■ **Given request**: Arrange the lines of each of the following records as a JSON list of strings, with one string per line and any blank lines omitted.

■ **Data provided**:
--- BEGIN ---

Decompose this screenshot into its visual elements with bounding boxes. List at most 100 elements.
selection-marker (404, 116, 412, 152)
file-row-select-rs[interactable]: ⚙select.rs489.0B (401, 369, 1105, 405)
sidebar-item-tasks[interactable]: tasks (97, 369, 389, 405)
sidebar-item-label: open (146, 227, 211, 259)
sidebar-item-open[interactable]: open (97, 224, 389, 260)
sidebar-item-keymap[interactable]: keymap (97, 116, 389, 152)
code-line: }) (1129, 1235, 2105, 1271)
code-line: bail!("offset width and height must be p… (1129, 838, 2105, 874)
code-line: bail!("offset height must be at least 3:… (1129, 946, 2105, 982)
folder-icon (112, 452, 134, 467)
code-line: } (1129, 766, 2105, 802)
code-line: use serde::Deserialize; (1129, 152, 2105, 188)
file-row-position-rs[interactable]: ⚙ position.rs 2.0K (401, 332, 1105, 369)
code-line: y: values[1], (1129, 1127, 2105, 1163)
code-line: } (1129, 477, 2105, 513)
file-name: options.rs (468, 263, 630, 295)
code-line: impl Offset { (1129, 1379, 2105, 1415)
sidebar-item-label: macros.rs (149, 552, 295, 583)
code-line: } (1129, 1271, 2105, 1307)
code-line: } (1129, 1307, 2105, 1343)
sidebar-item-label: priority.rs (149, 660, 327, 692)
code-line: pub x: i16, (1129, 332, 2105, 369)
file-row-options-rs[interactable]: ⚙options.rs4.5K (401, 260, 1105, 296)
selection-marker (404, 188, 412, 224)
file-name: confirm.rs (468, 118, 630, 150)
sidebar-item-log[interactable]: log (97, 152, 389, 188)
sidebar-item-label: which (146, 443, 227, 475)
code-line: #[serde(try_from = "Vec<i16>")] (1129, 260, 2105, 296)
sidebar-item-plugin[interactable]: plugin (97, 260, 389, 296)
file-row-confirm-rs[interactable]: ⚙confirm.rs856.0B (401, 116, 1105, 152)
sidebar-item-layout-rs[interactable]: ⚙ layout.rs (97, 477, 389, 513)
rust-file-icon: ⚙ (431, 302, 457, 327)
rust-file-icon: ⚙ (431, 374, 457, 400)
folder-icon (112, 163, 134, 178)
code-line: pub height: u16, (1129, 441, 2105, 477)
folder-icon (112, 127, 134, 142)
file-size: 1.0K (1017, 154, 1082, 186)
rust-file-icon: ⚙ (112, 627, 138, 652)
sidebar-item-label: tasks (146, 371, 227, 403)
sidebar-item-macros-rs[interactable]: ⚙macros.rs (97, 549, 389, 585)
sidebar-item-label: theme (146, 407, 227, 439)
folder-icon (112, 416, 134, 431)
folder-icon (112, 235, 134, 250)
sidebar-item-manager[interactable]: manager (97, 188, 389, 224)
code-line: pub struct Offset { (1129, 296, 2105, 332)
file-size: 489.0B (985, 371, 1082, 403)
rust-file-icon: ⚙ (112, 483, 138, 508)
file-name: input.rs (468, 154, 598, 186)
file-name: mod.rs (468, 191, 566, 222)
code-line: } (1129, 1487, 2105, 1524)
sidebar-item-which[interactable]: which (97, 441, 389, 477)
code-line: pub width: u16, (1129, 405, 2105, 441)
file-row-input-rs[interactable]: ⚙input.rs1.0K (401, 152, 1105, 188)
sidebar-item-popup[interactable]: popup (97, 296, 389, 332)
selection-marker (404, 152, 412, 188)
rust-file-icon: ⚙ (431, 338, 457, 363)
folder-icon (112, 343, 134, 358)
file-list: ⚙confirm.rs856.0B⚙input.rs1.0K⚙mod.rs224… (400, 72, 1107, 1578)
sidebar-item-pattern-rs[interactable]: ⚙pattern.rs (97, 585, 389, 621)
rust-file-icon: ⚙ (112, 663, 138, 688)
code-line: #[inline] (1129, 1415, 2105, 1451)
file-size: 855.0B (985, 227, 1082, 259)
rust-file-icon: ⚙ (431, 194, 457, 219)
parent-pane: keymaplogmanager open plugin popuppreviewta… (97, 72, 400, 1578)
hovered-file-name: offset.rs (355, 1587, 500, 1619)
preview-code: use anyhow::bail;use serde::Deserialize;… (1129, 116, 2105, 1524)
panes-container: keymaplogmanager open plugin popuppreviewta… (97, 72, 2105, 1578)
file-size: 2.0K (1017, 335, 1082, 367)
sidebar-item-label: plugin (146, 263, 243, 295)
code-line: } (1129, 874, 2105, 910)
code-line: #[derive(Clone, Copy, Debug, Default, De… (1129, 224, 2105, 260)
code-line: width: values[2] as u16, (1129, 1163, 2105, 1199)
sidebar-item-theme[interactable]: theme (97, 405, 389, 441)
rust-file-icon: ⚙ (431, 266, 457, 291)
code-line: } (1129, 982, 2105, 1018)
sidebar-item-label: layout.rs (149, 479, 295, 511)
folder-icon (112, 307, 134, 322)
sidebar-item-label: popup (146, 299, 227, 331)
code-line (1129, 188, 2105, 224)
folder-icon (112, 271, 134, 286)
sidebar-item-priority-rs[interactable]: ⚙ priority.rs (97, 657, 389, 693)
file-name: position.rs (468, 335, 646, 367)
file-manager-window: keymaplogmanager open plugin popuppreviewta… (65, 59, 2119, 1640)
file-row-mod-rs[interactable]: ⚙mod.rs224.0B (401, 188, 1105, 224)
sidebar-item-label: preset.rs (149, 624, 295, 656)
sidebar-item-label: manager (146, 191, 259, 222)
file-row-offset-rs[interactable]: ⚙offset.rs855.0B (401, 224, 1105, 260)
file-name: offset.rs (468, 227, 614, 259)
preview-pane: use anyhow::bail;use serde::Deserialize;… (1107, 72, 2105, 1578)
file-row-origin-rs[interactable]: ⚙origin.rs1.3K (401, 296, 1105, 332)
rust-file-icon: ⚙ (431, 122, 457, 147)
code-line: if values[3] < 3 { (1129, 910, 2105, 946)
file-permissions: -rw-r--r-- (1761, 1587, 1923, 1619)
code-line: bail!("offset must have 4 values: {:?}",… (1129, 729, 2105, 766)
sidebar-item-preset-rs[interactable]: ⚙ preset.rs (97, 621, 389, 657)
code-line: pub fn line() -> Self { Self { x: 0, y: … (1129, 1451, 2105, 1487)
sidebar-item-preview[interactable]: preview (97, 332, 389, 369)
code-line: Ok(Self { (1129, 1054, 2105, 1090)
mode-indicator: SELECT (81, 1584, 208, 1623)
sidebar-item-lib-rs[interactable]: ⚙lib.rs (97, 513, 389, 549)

--- END ---

■ **Answer for the task**:
[
  "Decompose this screenshot into its visual elements with bounding boxes. List at most 100 elements.",
  "selection-marker (404, 116, 412, 152)",
  "file-row-select-rs[interactable]: ⚙select.rs489.0B (401, 369, 1105, 405)",
  "sidebar-item-tasks[interactable]: tasks (97, 369, 389, 405)",
  "sidebar-item-label: open (146, 227, 211, 259)",
  "sidebar-item-open[interactable]: open (97, 224, 389, 260)",
  "sidebar-item-keymap[interactable]: keymap (97, 116, 389, 152)",
  "code-line: }) (1129, 1235, 2105, 1271)",
  "code-line: bail!(\"offset width and height must be p… (1129, 838, 2105, 874)",
  "code-line: bail!(\"offset height must be at least 3:… (1129, 946, 2105, 982)",
  "folder-icon (112, 452, 134, 467)",
  "code-line: } (1129, 766, 2105, 802)",
  "code-line: use serde::Deserialize; (1129, 152, 2105, 188)",
  "file-row-position-rs[interactable]: ⚙ position.rs 2.0K (401, 332, 1105, 369)",
  "code-line: y: values[1], (1129, 1127, 2105, 1163)",
  "code-line: } (1129, 477, 2105, 513)",
  "file-name: options.rs (468, 263, 630, 295)",
  "code-line: impl Offset { (1129, 1379, 2105, 1415)",
  "sidebar-item-label: macros.rs (149, 552, 295, 583)",
  "code-line: } (1129, 1271, 2105, 1307)",
  "code-line: } (1129, 1307, 2105, 1343)",
  "sidebar-item-label: priority.rs (149, 660, 327, 692)",
  "code-line: pub x: i16, (1129, 332, 2105, 369)",
  "file-row-options-rs[interactable]: ⚙options.rs4.5K (401, 260, 1105, 296)",
  "selection-marker (404, 188, 412, 224)",
  "file-name: confirm.rs (468, 118, 630, 150)",
  "sidebar-item-log[interactable]: log (97, 152, 389, 188)",
  "sidebar-item-label: which (146, 443, 227, 475)",
  "code-line: #[serde(try_from = \"Vec<i16>\")] (1129, 260, 2105, 296)",
  "sidebar-item-plugin[interactable]: plugin (97, 260, 389, 296)",
  "file-row-confirm-rs[interactable]: ⚙confirm.rs856.0B (401, 116, 1105, 152)",
  "sidebar-item-layout-rs[interactable]: ⚙ layout.rs (97, 477, 389, 513)",
  "rust-file-icon: ⚙ (431, 302, 457, 327)",
  "rust-file-icon: ⚙ (431, 374, 457, 400)",
  "folder-icon (112, 163, 134, 178)",
  "code-line: pub height: u16, (1129, 441, 2105, 477)",
  "folder-icon (112, 127, 134, 142)",
  "file-size: 1.0K (1017, 154, 1082, 186)",
  "rust-file-icon: ⚙ (112, 627, 138, 652)",
  "sidebar-item-label: tasks (146, 371, 227, 403)",
  "sidebar-item-macros-rs[interactable]: ⚙macros.rs (97, 549, 389, 585)",
  "sidebar-item-label: theme (146, 407, 227, 439)",
  "folder-icon (112, 416, 134, 431)",
  "folder-icon (112, 235, 134, 250)",
  "sidebar-item-manager[interactable]: manager (97, 188, 389, 224)",
  "code-line: pub struct Offset { (1129, 296, 2105, 332)",
  "file-size: 489.0B (985, 371, 1082, 403)",
  "rust-file-icon: ⚙ (112, 483, 138, 508)",
  "file-name: input.rs (468, 154, 598, 186)",
  "file-name: mod.rs (468, 191, 566, 222)",
  "code-line: } (1129, 1487, 2105, 1524)",
  "sidebar-item-which[interactable]: which (97, 441, 389, 477)",
  "code-line: pub width: u16, (1129, 405, 2105, 441)",
  "file-row-input-rs[interactable]: ⚙input.rs1.0K (401, 152, 1105, 188)",
  "sidebar-item-popup[interactable]: popup (97, 296, 389, 332)",
  "selection-marker (404, 152, 412, 188)",
  "rust-file-icon: ⚙ (431, 338, 457, 363)",
  "folder-icon (112, 343, 134, 358)",
  "file-list: ⚙confirm.rs856.0B⚙input.rs1.0K⚙mod.rs224… (400, 72, 1107, 1578)",
  "sidebar-item-pattern-rs[interactable]: ⚙pattern.rs (97, 585, 389, 621)",
  "rust-file-icon: ⚙ (112, 663, 138, 688)",
  "code-line: #[inline] (1129, 1415, 2105, 1451)",
  "file-size: 855.0B (985, 227, 1082, 259)",
  "rust-file-icon: ⚙ (431, 194, 457, 219)",
  "parent-pane: keymaplogmanager open plugin popuppreviewta… (97, 72, 400, 1578)",
  "hovered-file-name: offset.rs (355, 1587, 500, 1619)",
  "preview-code: use anyhow::bail;use serde::Deserialize;… (1129, 116, 2105, 1524)",
  "panes-container: keymaplogmanager open plugin popuppreviewta… (97, 72, 2105, 1578)",
  "file-size: 2.0K (1017, 335, 1082, 367)",
  "sidebar-item-label: plugin (146, 263, 243, 295)",
  "code-line: } (1129, 874, 2105, 910)",
  "code-line: #[derive(Clone, Copy, Debug, Default, De… (1129, 224, 2105, 260)",
  "code-line: width: values[2] as u16, (1129, 1163, 2105, 1199)",
  "sidebar-item-theme[interactable]: theme (97, 405, 389, 441)",
  "rust-file-icon: ⚙ (431, 266, 457, 291)",
  "code-line: } (1129, 982, 2105, 1018)",
  "sidebar-item-label: layout.rs (149, 479, 295, 511)",
  "folder-icon (112, 307, 134, 322)",
  "sidebar-item-label: popup (146, 299, 227, 331)",
  "code-line (1129, 188, 2105, 224)",
  "folder-icon (112, 271, 134, 286)",
  "sidebar-item-priority-rs[interactable]: ⚙ priority.rs (97, 657, 389, 693)",
  "file-name: position.rs (468, 335, 646, 367)",
  "file-manager-window: keymaplogmanager open plugin popuppreviewta… (65, 59, 2119, 1640)",
  "file-row-mod-rs[interactable]: ⚙mod.rs224.0B (401, 188, 1105, 224)",
  "sidebar-item-label: preset.rs (149, 624, 295, 656)",
  "sidebar-item-label: manager (146, 191, 259, 222)",
  "file-row-offset-rs[interactable]: ⚙offset.rs855.0B (401, 224, 1105, 260)",
  "file-name: offset.rs (468, 227, 614, 259)",
  "preview-pane: use anyhow::bail;use serde::Deserialize;… (1107, 72, 2105, 1578)",
  "file-row-origin-rs[interactable]: ⚙origin.rs1.3K (401, 296, 1105, 332)",
  "rust-file-icon: ⚙ (431, 122, 457, 147)",
  "code-line: if values[3] < 3 { (1129, 910, 2105, 946)",
  "file-permissions: -rw-r--r-- (1761, 1587, 1923, 1619)",
  "code-line: bail!(\"offset must have 4 values: {:?}\",… (1129, 729, 2105, 766)",
  "sidebar-item-preset-rs[interactable]: ⚙ preset.rs (97, 621, 389, 657)",
  "code-line: pub fn line() -> Self { Self { x: 0, y: … (1129, 1451, 2105, 1487)",
  "sidebar-item-preview[interactable]: preview (97, 332, 389, 369)",
  "code-line: Ok(Self { (1129, 1054, 2105, 1090)",
  "mode-indicator: SELECT (81, 1584, 208, 1623)",
  "sidebar-item-lib-rs[interactable]: ⚙lib.rs (97, 513, 389, 549)"
]